## BEGIN

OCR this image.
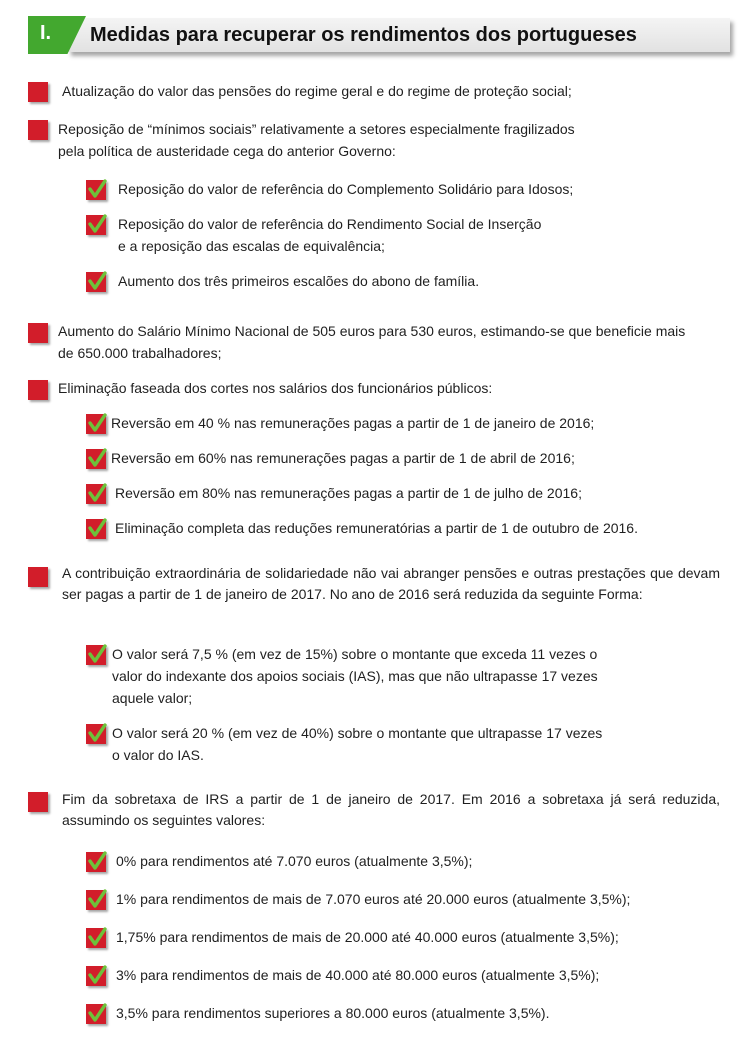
I. Medidas para recuperar os rendimentos dos portugueses
Atualização do valor das pensões do regime geral e do regime de proteção social;
Reposição de “mínimos sociais” relativamente a setores especialmente fragilizados
pela política de austeridade cega do anterior Governo:
Reposição do valor de referência do Complemento Solidário para Idosos;
Reposição do valor de referência do Rendimento Social de Inserção
e a reposição das escalas de equivalência;
Aumento dos três primeiros escalões do abono de família.
Aumento do Salário Mínimo Nacional de 505 euros para 530 euros, estimando-se que beneficie mais
de 650.000 trabalhadores;
Eliminação faseada dos cortes nos salários dos funcionários públicos:
Reversão em 40 % nas remunerações pagas a partir de 1 de janeiro de 2016;
Reversão em 60% nas remunerações pagas a partir de 1 de abril de 2016;
Reversão em 80% nas remunerações pagas a partir de 1 de julho de 2016;
Eliminação completa das reduções remuneratórias a partir de 1 de outubro de 2016.
A contribuição extraordinária de solidariedade não vai abranger pensões e outras prestações que devam ser pagas a partir de 1 de janeiro de 2017. No ano de 2016 será reduzida da seguinte Forma:
O valor será 7,5 % (em vez de 15%) sobre o montante que exceda 11 vezes o
valor do indexante dos apoios sociais (IAS), mas que não ultrapasse 17 vezes
aquele valor;
O valor será 20 % (em vez de 40%) sobre o montante que ultrapasse 17 vezes
o valor do IAS.
Fim da sobretaxa de IRS a partir de 1 de janeiro de 2017. Em 2016 a sobretaxa já será reduzida, assumindo os seguintes valores:
0% para rendimentos até 7.070 euros (atualmente 3,5%);
1% para rendimentos de mais de 7.070 euros até 20.000 euros (atualmente 3,5%);
1,75% para rendimentos de mais de 20.000 até 40.000 euros (atualmente 3,5%);
3% para rendimentos de mais de 40.000 até 80.000 euros (atualmente 3,5%);
3,5% para rendimentos superiores a 80.000 euros (atualmente 3,5%).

## END

**Exercise task:** Every line of the listing that holds "atualmente" should be found and copied.

**Exercise result:**
0% para rendimentos até 7.070 euros (atualmente 3,5%);
1% para rendimentos de mais de 7.070 euros até 20.000 euros (atualmente 3,5%);
1,75% para rendimentos de mais de 20.000 até 40.000 euros (atualmente 3,5%);
3% para rendimentos de mais de 40.000 até 80.000 euros (atualmente 3,5%);
3,5% para rendimentos superiores a 80.000 euros (atualmente 3,5%).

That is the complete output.